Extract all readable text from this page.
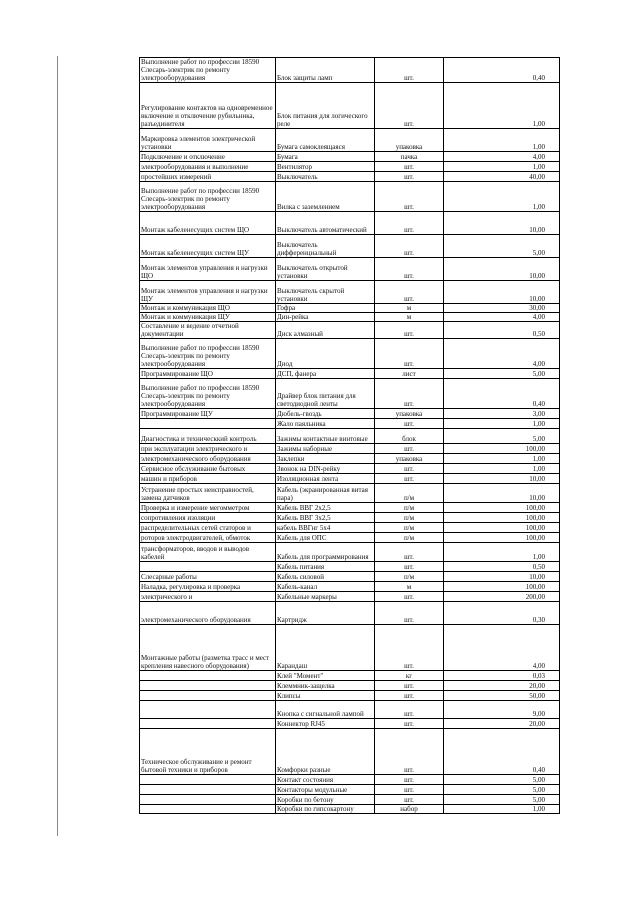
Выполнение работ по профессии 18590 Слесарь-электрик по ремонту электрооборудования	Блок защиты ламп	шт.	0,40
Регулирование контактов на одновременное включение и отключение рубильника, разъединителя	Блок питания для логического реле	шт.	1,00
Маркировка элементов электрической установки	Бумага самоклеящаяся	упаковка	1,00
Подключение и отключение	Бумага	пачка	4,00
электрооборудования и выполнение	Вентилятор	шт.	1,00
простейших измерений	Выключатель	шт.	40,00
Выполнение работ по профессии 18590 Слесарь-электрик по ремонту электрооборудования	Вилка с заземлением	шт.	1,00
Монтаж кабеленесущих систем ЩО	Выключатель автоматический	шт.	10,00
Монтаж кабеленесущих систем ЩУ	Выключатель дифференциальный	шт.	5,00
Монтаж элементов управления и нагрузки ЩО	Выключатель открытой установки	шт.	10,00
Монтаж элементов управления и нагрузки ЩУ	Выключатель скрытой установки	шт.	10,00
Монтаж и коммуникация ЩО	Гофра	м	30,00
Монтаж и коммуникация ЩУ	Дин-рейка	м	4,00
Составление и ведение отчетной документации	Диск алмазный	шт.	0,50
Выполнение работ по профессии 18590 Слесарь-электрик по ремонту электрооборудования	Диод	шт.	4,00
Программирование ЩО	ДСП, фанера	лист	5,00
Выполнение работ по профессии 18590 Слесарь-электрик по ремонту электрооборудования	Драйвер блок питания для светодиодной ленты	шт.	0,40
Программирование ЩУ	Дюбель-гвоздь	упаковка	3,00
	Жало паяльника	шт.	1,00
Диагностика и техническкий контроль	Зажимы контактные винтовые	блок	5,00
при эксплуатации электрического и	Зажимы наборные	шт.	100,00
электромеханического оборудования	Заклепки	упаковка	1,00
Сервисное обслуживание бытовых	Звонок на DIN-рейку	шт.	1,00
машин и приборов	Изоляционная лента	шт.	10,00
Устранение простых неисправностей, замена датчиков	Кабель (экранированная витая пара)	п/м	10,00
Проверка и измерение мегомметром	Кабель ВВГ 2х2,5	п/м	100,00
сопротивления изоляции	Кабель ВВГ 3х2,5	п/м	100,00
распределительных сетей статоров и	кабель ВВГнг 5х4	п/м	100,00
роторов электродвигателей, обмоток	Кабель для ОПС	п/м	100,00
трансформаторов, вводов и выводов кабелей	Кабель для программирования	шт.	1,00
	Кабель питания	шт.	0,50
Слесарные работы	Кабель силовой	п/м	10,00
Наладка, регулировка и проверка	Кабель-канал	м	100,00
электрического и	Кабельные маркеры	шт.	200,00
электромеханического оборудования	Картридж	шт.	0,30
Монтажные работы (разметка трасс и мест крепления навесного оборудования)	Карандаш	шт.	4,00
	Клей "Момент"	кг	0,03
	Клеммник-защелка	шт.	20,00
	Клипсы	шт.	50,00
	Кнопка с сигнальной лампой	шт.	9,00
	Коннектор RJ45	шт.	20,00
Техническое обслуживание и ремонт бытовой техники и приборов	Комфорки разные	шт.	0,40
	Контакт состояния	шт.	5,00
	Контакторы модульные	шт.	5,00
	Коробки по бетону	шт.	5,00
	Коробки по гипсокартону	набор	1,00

==*==

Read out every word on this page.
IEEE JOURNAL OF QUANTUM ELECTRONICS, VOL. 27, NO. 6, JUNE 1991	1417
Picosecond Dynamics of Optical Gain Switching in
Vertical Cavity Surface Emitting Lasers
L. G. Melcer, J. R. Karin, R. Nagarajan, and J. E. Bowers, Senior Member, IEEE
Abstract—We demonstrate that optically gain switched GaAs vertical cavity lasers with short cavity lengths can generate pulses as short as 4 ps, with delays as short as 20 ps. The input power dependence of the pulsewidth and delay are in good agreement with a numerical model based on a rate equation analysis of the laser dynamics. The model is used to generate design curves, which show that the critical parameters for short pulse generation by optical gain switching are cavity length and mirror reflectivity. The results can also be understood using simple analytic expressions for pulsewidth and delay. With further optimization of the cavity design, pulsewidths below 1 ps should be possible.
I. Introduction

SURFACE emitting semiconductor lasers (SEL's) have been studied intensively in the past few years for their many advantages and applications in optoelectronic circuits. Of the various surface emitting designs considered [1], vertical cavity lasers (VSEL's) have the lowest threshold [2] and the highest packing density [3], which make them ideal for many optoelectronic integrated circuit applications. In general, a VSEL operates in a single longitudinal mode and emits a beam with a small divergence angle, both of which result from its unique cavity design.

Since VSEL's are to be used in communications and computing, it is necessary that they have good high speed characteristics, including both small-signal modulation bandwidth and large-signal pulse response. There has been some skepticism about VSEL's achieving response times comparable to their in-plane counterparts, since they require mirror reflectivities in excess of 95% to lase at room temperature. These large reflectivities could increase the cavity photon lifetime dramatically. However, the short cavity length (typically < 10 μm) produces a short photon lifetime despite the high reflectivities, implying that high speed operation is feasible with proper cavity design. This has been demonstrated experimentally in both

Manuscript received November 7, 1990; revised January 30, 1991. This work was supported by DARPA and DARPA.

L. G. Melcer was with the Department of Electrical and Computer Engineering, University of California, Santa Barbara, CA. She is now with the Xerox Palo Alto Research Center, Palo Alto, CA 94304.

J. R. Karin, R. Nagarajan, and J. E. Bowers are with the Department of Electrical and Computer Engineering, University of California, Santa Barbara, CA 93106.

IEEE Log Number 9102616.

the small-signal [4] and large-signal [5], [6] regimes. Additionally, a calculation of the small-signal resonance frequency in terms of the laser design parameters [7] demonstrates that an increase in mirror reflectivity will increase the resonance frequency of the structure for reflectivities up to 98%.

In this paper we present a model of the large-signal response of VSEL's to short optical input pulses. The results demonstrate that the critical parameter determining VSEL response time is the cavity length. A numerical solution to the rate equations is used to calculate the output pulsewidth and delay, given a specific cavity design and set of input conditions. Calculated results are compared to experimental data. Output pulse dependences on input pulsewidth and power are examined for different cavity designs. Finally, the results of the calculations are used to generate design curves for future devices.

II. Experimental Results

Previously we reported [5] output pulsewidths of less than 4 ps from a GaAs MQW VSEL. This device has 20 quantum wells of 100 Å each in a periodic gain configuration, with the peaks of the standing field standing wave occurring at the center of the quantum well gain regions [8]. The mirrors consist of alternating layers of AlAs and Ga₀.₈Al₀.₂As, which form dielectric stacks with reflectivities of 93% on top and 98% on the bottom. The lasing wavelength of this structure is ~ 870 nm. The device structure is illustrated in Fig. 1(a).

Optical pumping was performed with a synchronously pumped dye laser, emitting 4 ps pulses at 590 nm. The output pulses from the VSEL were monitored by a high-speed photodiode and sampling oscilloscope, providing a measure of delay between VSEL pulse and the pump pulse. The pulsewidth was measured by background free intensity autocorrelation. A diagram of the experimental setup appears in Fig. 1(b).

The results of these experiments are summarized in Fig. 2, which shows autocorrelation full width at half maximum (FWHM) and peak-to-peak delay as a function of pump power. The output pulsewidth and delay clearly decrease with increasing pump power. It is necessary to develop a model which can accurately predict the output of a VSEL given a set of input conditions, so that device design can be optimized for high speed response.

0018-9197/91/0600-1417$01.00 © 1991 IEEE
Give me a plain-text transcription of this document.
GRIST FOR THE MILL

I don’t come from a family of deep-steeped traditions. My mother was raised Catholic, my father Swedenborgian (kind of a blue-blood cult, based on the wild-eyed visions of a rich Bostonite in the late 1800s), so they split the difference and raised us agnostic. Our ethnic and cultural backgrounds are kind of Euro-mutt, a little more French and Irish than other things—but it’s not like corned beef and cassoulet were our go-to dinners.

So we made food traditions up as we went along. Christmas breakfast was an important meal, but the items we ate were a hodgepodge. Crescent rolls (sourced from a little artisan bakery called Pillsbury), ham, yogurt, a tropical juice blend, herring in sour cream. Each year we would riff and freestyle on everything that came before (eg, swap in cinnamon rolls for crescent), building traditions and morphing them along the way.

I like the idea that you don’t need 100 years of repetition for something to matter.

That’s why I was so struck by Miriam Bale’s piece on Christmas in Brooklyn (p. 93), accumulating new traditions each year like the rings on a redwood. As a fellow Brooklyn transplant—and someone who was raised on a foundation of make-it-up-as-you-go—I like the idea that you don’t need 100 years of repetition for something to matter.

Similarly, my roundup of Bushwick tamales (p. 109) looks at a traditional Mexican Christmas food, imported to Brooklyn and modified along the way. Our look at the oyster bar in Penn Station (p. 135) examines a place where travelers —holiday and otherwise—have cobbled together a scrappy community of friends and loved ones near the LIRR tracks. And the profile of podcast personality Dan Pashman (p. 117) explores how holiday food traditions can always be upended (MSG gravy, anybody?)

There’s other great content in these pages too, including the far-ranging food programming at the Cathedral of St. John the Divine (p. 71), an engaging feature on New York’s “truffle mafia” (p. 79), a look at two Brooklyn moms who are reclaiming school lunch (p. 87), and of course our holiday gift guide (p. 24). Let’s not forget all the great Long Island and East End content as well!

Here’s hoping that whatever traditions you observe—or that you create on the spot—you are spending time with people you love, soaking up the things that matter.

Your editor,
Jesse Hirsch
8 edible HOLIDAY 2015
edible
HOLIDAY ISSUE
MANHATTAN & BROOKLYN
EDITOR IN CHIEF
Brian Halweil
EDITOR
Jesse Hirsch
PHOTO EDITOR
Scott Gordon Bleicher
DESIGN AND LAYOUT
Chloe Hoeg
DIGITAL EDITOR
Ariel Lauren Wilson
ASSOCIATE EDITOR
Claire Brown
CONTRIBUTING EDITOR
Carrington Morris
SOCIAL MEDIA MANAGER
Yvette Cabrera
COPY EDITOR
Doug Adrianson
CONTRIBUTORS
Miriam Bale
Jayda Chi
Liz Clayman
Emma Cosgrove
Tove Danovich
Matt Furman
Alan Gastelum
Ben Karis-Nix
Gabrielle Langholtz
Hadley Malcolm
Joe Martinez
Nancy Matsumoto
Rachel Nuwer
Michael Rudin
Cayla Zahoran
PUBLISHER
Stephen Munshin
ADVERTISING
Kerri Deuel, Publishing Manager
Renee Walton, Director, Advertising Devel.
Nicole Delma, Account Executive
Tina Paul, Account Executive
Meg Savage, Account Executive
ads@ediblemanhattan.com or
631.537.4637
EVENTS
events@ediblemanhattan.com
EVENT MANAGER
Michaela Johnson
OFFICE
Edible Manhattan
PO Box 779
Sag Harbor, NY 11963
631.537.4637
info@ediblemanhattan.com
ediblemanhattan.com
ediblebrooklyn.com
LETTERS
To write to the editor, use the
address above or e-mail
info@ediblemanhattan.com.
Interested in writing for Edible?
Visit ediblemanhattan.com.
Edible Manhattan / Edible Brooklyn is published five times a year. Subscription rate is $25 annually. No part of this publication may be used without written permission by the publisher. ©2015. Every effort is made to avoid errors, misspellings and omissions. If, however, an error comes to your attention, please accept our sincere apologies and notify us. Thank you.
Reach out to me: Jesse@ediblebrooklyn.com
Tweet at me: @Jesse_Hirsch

==*==

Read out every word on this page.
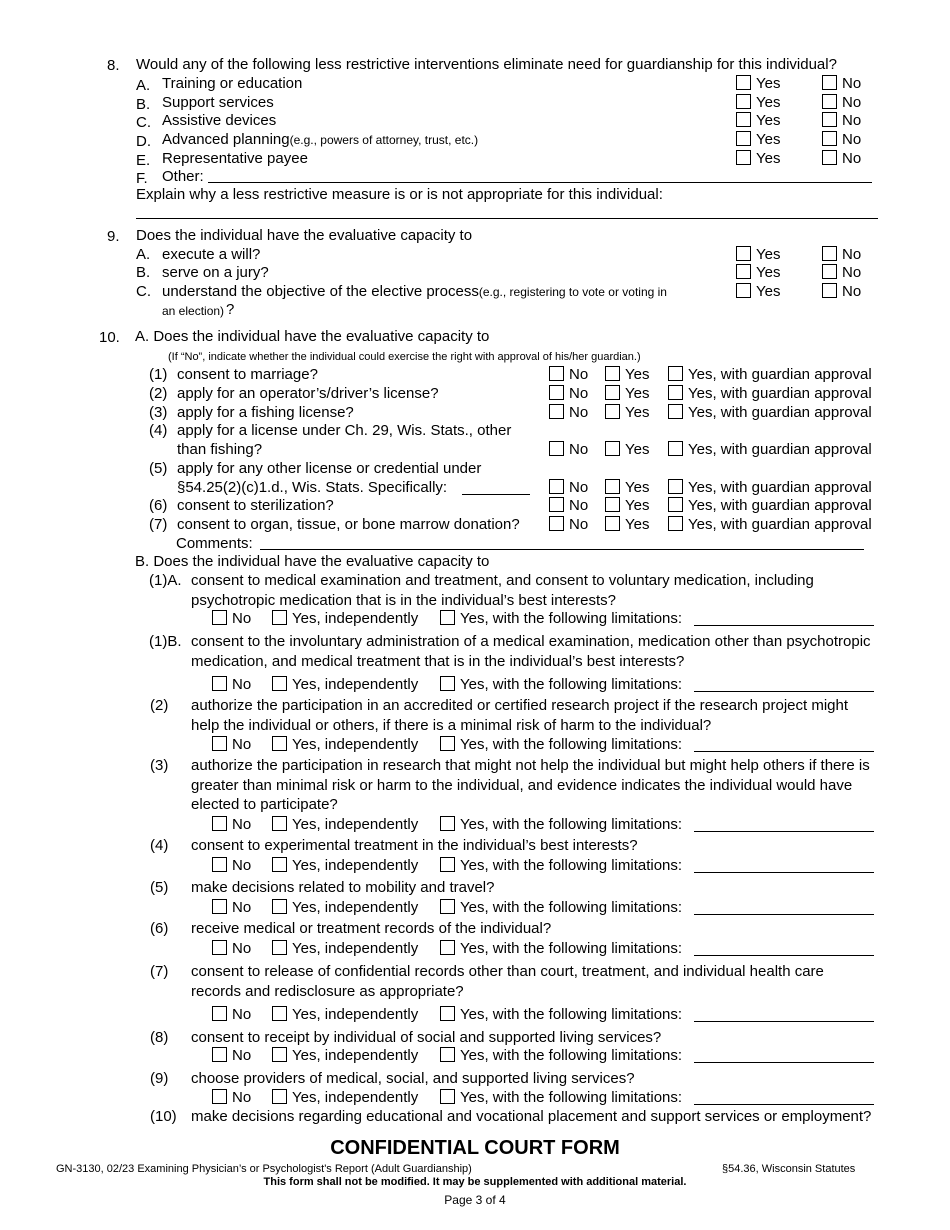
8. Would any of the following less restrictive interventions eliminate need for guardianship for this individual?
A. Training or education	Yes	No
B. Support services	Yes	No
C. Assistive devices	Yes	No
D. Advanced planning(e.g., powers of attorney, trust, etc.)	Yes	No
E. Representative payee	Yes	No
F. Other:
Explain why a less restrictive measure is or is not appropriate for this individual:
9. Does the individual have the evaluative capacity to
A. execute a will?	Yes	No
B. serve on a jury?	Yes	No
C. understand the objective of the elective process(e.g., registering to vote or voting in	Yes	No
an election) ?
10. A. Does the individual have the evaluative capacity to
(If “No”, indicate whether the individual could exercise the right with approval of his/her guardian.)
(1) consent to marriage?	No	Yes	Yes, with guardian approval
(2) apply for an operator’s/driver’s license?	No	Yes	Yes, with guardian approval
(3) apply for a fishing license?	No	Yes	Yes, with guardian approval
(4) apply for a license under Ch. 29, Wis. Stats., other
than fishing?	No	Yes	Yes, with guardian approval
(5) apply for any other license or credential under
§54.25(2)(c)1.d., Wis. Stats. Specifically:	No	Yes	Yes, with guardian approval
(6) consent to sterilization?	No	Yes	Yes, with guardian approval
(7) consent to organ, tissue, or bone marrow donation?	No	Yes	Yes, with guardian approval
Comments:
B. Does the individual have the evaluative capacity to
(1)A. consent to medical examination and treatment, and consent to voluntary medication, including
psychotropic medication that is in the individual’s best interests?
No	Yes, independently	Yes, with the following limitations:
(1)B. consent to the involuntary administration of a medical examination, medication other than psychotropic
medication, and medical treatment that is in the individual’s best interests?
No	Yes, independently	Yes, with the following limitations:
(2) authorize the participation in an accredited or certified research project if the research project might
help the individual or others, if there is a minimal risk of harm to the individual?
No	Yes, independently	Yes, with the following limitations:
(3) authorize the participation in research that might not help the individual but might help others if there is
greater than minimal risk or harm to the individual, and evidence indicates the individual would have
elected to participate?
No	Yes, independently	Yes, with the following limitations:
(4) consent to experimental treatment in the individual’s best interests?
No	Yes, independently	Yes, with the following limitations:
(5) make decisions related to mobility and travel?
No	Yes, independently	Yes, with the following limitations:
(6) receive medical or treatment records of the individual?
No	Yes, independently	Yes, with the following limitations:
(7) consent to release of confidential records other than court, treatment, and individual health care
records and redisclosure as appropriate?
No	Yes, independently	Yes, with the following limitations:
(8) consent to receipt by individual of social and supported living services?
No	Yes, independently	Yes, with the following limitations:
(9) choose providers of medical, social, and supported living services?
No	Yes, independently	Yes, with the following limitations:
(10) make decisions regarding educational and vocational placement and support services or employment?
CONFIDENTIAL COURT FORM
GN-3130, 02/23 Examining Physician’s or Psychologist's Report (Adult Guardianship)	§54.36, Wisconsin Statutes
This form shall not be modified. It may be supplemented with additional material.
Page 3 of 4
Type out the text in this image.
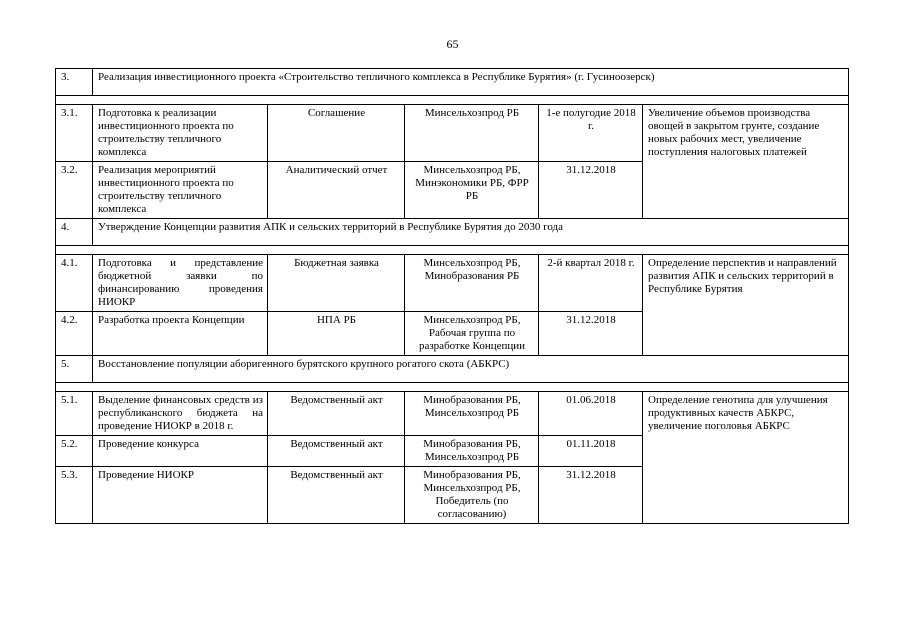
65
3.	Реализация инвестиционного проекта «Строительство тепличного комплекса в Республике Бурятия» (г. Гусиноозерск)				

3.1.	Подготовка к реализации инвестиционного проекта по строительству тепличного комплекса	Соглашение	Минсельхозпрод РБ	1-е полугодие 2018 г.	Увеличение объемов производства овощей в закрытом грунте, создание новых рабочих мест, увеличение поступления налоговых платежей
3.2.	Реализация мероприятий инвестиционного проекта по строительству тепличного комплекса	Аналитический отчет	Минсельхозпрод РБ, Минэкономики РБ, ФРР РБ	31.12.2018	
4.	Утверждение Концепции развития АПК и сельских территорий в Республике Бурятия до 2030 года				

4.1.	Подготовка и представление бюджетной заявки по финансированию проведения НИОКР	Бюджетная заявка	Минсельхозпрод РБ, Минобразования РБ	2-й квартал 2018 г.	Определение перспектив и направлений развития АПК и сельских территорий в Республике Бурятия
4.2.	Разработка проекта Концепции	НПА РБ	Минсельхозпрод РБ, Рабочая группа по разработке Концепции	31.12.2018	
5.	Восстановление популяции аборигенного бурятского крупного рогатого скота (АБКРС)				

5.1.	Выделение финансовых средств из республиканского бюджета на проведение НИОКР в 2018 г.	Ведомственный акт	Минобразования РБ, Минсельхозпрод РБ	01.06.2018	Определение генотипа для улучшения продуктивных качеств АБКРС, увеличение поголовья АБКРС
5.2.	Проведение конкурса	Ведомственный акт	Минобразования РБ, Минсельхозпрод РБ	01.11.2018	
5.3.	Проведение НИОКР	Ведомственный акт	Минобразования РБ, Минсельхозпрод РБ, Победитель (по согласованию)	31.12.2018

==*==

▸ The task
Find every line that has "years" in it, then return those lines.

▸ The output
SURFACE emitting semiconductor lasers (SEL's) have been studied intensively in the past few years for their many advantages and applications in optoelectronic circuits. Of the various surface emitting designs considered [1], vertical cavity lasers (VSEL's) have the lowest threshold [2] and the highest packing density [3], which make them ideal for many optoelectronic integrated circuit applications. In general, a VSEL operates in a single longitudinal mode and emits a beam with a small divergence angle, both of which result from its unique cavity design.
I like the idea that you don’t need 100 years of repetition for something to matter.
That’s why I was so struck by Miriam Bale’s piece on Christmas in Brooklyn (p. 93), accumulating new traditions each year like the rings on a redwood. As a fellow Brooklyn transplant—and someone who was raised on a foundation of make-it-up-as-you-go—I like the idea that you don’t need 100 years of repetition for something to matter.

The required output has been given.